### What this task involves
Tally each line where the word "green" occurs, then give only the total.

### Listed records
--

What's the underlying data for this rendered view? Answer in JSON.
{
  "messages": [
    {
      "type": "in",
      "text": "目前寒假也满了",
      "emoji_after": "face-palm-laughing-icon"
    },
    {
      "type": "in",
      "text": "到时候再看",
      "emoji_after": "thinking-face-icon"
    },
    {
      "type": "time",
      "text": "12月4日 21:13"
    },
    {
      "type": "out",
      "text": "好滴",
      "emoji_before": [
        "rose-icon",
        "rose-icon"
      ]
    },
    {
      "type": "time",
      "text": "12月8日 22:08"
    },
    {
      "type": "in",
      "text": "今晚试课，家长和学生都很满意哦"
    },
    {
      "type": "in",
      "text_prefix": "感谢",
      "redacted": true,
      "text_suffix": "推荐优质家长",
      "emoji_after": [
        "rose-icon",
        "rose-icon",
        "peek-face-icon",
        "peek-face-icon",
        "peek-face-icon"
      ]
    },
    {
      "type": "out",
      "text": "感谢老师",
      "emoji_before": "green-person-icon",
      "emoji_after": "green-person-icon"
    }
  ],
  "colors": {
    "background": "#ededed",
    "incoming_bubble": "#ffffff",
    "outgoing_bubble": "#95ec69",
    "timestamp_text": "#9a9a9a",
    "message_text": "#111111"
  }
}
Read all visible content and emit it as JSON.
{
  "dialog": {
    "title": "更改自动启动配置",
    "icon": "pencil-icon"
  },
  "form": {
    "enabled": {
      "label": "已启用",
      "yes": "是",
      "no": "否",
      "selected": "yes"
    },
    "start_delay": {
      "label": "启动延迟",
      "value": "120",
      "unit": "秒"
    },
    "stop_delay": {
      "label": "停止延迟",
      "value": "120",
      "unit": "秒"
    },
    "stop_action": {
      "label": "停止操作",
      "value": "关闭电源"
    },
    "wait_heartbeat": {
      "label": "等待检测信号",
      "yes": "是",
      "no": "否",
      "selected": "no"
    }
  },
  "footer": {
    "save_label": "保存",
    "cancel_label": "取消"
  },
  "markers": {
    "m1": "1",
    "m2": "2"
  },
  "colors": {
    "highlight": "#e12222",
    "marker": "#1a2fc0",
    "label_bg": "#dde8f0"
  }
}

--

### Written answer
2